= Extracted entries =
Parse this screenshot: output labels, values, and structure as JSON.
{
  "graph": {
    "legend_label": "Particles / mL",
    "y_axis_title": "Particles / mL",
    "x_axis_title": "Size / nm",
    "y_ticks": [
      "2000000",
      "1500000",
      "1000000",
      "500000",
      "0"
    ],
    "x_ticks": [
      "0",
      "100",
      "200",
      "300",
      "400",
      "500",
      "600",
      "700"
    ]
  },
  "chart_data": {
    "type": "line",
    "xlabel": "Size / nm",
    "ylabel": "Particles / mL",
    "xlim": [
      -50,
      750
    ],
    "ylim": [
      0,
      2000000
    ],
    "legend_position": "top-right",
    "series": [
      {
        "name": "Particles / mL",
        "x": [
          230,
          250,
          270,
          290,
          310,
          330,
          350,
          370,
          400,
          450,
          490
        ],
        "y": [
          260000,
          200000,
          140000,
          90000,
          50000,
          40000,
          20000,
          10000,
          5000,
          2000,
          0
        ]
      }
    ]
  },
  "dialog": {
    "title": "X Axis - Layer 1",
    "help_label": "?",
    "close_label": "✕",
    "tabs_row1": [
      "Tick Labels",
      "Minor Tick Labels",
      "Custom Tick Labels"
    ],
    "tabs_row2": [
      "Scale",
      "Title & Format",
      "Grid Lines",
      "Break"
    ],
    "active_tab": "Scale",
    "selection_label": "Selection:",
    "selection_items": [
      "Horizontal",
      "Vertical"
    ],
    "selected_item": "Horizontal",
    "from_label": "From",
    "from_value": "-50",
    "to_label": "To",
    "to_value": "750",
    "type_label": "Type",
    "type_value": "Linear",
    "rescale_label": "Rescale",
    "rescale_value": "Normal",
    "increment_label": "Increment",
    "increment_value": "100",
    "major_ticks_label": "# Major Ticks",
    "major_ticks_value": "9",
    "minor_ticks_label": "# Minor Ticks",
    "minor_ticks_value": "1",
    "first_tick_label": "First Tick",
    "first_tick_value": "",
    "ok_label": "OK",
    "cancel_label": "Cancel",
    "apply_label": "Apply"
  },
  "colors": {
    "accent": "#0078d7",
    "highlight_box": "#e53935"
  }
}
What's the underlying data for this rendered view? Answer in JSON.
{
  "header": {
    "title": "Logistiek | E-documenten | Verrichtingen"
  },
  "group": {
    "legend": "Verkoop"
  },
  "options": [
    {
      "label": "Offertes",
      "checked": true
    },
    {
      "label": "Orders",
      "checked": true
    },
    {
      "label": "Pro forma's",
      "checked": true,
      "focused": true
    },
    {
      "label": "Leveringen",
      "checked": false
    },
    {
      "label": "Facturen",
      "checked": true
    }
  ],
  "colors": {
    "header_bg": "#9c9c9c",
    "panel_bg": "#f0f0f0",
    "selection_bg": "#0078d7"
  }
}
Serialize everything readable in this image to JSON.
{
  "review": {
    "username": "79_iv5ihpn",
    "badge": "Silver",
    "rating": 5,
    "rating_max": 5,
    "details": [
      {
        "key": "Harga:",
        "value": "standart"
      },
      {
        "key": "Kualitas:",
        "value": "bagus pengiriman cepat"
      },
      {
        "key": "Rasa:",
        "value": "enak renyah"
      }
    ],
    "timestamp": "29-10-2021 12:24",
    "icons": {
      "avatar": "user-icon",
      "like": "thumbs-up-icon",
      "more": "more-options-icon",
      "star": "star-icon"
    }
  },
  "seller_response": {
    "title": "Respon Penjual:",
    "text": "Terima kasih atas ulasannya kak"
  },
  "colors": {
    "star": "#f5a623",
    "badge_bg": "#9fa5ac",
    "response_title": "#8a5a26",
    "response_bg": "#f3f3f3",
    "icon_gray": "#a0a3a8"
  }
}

= Request =
Find "this". Copy every line it occurs in.

= Finished task =
Parse this screenshot: output labels, values, and structure as JSON.
What's the underlying data for this rendered view? Answer in JSON.
Serialize everything readable in this image to JSON.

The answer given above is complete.